** start Dataset content **
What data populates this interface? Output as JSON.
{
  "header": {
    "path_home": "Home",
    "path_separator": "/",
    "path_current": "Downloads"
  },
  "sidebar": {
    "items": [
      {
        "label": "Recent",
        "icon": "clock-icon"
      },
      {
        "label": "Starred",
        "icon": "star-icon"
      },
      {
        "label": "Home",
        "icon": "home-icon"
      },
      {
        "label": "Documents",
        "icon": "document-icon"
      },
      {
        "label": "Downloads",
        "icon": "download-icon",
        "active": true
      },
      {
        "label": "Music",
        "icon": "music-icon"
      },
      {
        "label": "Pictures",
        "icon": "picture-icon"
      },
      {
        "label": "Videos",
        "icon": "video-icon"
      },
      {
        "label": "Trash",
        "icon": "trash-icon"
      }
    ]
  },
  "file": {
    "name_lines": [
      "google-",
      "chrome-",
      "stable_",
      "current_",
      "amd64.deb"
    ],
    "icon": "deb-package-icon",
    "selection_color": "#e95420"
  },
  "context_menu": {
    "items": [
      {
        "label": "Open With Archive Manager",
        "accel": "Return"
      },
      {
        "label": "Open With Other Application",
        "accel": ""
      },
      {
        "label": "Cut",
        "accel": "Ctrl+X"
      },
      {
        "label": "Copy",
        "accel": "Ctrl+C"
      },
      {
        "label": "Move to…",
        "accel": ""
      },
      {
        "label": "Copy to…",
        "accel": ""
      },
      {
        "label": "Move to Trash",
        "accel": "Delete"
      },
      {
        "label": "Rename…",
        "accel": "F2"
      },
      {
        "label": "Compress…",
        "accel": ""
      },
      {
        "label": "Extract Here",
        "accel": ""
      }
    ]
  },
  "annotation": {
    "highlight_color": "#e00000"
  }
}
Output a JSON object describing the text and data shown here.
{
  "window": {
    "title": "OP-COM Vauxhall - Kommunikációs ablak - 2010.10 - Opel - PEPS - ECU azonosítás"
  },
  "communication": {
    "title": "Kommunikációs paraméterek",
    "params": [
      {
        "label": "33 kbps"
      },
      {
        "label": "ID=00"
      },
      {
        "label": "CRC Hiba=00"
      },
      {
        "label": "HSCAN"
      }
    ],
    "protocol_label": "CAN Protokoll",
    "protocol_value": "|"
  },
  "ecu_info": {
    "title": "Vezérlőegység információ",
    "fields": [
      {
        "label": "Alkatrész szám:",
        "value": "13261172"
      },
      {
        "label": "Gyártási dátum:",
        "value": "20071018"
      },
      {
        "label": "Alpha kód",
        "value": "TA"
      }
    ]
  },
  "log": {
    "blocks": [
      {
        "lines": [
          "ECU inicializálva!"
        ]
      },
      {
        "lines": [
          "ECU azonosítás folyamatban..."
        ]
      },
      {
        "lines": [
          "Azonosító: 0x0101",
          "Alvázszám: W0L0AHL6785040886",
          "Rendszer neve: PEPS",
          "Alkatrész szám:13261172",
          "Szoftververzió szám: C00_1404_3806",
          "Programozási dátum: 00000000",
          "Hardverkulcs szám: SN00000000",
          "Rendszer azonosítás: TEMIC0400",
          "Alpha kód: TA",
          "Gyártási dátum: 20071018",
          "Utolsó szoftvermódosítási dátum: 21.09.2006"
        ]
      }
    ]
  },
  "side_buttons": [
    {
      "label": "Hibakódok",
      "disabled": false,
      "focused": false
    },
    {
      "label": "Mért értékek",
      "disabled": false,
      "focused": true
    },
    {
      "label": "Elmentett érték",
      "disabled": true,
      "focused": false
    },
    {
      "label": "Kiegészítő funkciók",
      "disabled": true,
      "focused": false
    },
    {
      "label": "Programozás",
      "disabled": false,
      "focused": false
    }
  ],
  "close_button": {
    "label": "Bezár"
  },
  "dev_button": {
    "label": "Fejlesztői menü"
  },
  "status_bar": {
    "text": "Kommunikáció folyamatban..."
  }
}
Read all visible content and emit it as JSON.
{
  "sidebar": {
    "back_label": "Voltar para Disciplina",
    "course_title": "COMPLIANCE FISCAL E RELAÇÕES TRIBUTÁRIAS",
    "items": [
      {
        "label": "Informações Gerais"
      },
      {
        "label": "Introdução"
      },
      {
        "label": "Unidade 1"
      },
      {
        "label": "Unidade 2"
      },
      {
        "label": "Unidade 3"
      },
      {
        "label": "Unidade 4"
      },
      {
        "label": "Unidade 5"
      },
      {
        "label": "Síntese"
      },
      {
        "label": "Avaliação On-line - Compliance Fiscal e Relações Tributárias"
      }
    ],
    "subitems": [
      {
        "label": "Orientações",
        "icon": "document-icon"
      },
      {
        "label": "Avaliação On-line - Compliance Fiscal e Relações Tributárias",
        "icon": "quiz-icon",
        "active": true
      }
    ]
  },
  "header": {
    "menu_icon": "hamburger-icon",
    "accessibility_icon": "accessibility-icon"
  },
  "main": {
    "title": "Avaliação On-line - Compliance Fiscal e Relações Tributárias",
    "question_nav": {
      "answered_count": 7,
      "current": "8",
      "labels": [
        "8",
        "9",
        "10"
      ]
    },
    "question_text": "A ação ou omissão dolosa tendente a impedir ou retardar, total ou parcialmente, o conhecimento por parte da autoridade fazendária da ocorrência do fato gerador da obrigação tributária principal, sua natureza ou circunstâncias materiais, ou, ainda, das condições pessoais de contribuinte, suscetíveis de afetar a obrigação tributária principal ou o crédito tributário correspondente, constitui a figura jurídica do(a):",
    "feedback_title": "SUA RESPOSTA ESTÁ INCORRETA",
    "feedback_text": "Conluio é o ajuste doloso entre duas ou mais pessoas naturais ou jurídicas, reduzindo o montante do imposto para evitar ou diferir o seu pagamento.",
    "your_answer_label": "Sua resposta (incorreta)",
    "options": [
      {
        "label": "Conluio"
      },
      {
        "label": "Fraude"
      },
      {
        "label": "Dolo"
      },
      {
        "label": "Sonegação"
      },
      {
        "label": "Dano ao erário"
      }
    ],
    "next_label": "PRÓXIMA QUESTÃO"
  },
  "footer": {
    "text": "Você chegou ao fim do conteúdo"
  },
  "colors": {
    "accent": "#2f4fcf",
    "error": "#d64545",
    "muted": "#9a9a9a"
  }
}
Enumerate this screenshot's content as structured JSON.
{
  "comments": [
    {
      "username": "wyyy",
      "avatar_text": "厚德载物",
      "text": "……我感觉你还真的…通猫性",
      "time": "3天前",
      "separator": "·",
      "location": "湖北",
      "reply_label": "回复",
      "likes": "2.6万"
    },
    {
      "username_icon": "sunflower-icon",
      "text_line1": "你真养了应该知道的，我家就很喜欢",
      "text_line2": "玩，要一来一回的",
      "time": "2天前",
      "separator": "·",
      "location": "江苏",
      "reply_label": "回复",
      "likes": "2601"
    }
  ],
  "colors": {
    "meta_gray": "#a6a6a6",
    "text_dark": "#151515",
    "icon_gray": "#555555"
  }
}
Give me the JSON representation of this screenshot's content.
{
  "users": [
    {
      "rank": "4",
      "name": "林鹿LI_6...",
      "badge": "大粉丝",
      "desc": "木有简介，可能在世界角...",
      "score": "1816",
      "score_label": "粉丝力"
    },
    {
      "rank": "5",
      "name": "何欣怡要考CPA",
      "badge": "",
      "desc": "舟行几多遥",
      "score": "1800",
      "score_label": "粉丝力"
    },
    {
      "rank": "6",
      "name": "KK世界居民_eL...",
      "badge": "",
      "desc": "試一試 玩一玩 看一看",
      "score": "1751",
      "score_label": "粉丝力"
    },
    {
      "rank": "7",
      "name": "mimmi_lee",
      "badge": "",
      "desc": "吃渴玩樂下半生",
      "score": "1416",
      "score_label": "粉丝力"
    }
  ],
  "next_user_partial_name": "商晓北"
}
** end Dataset content **
- Problem description
Return the entries above exactly, each one complete.

- Result of the exercise
What data populates this interface? Output as JSON.
{
  "header": {
    "path_home": "Home",
    "path_separator": "/",
    "path_current": "Downloads"
  },
  "sidebar": {
    "items": [
      {
        "label": "Recent",
        "icon": "clock-icon"
      },
      {
        "label": "Starred",
        "icon": "star-icon"
      },
      {
        "label": "Home",
        "icon": "home-icon"
      },
      {
        "label": "Documents",
        "icon": "document-icon"
      },
      {
        "label": "Downloads",
        "icon": "download-icon",
        "active": true
      },
      {
        "label": "Music",
        "icon": "music-icon"
      },
      {
        "label": "Pictures",
        "icon": "picture-icon"
      },
      {
        "label": "Videos",
        "icon": "video-icon"
      },
      {
        "label": "Trash",
        "icon": "trash-icon"
      }
    ]
  },
  "file": {
    "name_lines": [
      "google-",
      "chrome-",
      "stable_",
      "current_",
      "amd64.deb"
    ],
    "icon": "deb-package-icon",
    "selection_color": "#e95420"
  },
  "context_menu": {
    "items": [
      {
        "label": "Open With Archive Manager",
        "accel": "Return"
      },
      {
        "label": "Open With Other Application",
        "accel": ""
      },
      {
        "label": "Cut",
        "accel": "Ctrl+X"
      },
      {
        "label": "Copy",
        "accel": "Ctrl+C"
      },
      {
        "label": "Move to…",
        "accel": ""
      },
      {
        "label": "Copy to…",
        "accel": ""
      },
      {
        "label": "Move to Trash",
        "accel": "Delete"
      },
      {
        "label": "Rename…",
        "accel": "F2"
      },
      {
        "label": "Compress…",
        "accel": ""
      },
      {
        "label": "Extract Here",
        "accel": ""
      }
    ]
  },
  "annotation": {
    "highlight_color": "#e00000"
  }
}
Output a JSON object describing the text and data shown here.
{
  "window": {
    "title": "OP-COM Vauxhall - Kommunikációs ablak - 2010.10 - Opel - PEPS - ECU azonosítás"
  },
  "communication": {
    "title": "Kommunikációs paraméterek",
    "params": [
      {
        "label": "33 kbps"
      },
      {
        "label": "ID=00"
      },
      {
        "label": "CRC Hiba=00"
      },
      {
        "label": "HSCAN"
      }
    ],
    "protocol_label": "CAN Protokoll",
    "protocol_value": "|"
  },
  "ecu_info": {
    "title": "Vezérlőegység információ",
    "fields": [
      {
        "label": "Alkatrész szám:",
        "value": "13261172"
      },
      {
        "label": "Gyártási dátum:",
        "value": "20071018"
      },
      {
        "label": "Alpha kód",
        "value": "TA"
      }
    ]
  },
  "log": {
    "blocks": [
      {
        "lines": [
          "ECU inicializálva!"
        ]
      },
      {
        "lines": [
          "ECU azonosítás folyamatban..."
        ]
      },
      {
        "lines": [
          "Azonosító: 0x0101",
          "Alvázszám: W0L0AHL6785040886",
          "Rendszer neve: PEPS",
          "Alkatrész szám:13261172",
          "Szoftververzió szám: C00_1404_3806",
          "Programozási dátum: 00000000",
          "Hardverkulcs szám: SN00000000",
          "Rendszer azonosítás: TEMIC0400",
          "Alpha kód: TA",
          "Gyártási dátum: 20071018",
          "Utolsó szoftvermódosítási dátum: 21.09.2006"
        ]
      }
    ]
  },
  "side_buttons": [
    {
      "label": "Hibakódok",
      "disabled": false,
      "focused": false
    },
    {
      "label": "Mért értékek",
      "disabled": false,
      "focused": true
    },
    {
      "label": "Elmentett érték",
      "disabled": true,
      "focused": false
    },
    {
      "label": "Kiegészítő funkciók",
      "disabled": true,
      "focused": false
    },
    {
      "label": "Programozás",
      "disabled": false,
      "focused": false
    }
  ],
  "close_button": {
    "label": "Bezár"
  },
  "dev_button": {
    "label": "Fejlesztői menü"
  },
  "status_bar": {
    "text": "Kommunikáció folyamatban..."
  }
}
Read all visible content and emit it as JSON.
{
  "sidebar": {
    "back_label": "Voltar para Disciplina",
    "course_title": "COMPLIANCE FISCAL E RELAÇÕES TRIBUTÁRIAS",
    "items": [
      {
        "label": "Informações Gerais"
      },
      {
        "label": "Introdução"
      },
      {
        "label": "Unidade 1"
      },
      {
        "label": "Unidade 2"
      },
      {
        "label": "Unidade 3"
      },
      {
        "label": "Unidade 4"
      },
      {
        "label": "Unidade 5"
      },
      {
        "label": "Síntese"
      },
      {
        "label": "Avaliação On-line - Compliance Fiscal e Relações Tributárias"
      }
    ],
    "subitems": [
      {
        "label": "Orientações",
        "icon": "document-icon"
      },
      {
        "label": "Avaliação On-line - Compliance Fiscal e Relações Tributárias",
        "icon": "quiz-icon",
        "active": true
      }
    ]
  },
  "header": {
    "menu_icon": "hamburger-icon",
    "accessibility_icon": "accessibility-icon"
  },
  "main": {
    "title": "Avaliação On-line - Compliance Fiscal e Relações Tributárias",
    "question_nav": {
      "answered_count": 7,
      "current": "8",
      "labels": [
        "8",
        "9",
        "10"
      ]
    },
    "question_text": "A ação ou omissão dolosa tendente a impedir ou retardar, total ou parcialmente, o conhecimento por parte da autoridade fazendária da ocorrência do fato gerador da obrigação tributária principal, sua natureza ou circunstâncias materiais, ou, ainda, das condições pessoais de contribuinte, suscetíveis de afetar a obrigação tributária principal ou o crédito tributário correspondente, constitui a figura jurídica do(a):",
    "feedback_title": "SUA RESPOSTA ESTÁ INCORRETA",
    "feedback_text": "Conluio é o ajuste doloso entre duas ou mais pessoas naturais ou jurídicas, reduzindo o montante do imposto para evitar ou diferir o seu pagamento.",
    "your_answer_label": "Sua resposta (incorreta)",
    "options": [
      {
        "label": "Conluio"
      },
      {
        "label": "Fraude"
      },
      {
        "label": "Dolo"
      },
      {
        "label": "Sonegação"
      },
      {
        "label": "Dano ao erário"
      }
    ],
    "next_label": "PRÓXIMA QUESTÃO"
  },
  "footer": {
    "text": "Você chegou ao fim do conteúdo"
  },
  "colors": {
    "accent": "#2f4fcf",
    "error": "#d64545",
    "muted": "#9a9a9a"
  }
}
Enumerate this screenshot's content as structured JSON.
{
  "comments": [
    {
      "username": "wyyy",
      "avatar_text": "厚德载物",
      "text": "……我感觉你还真的…通猫性",
      "time": "3天前",
      "separator": "·",
      "location": "湖北",
      "reply_label": "回复",
      "likes": "2.6万"
    },
    {
      "username_icon": "sunflower-icon",
      "text_line1": "你真养了应该知道的，我家就很喜欢",
      "text_line2": "玩，要一来一回的",
      "time": "2天前",
      "separator": "·",
      "location": "江苏",
      "reply_label": "回复",
      "likes": "2601"
    }
  ],
  "colors": {
    "meta_gray": "#a6a6a6",
    "text_dark": "#151515",
    "icon_gray": "#555555"
  }
}
Give me the JSON representation of this screenshot's content.
{
  "users": [
    {
      "rank": "4",
      "name": "林鹿LI_6...",
      "badge": "大粉丝",
      "desc": "木有简介，可能在世界角...",
      "score": "1816",
      "score_label": "粉丝力"
    },
    {
      "rank": "5",
      "name": "何欣怡要考CPA",
      "badge": "",
      "desc": "舟行几多遥",
      "score": "1800",
      "score_label": "粉丝力"
    },
    {
      "rank": "6",
      "name": "KK世界居民_eL...",
      "badge": "",
      "desc": "試一試 玩一玩 看一看",
      "score": "1751",
      "score_label": "粉丝力"
    },
    {
      "rank": "7",
      "name": "mimmi_lee",
      "badge": "",
      "desc": "吃渴玩樂下半生",
      "score": "1416",
      "score_label": "粉丝力"
    }
  ],
  "next_user_partial_name": "商晓北"
}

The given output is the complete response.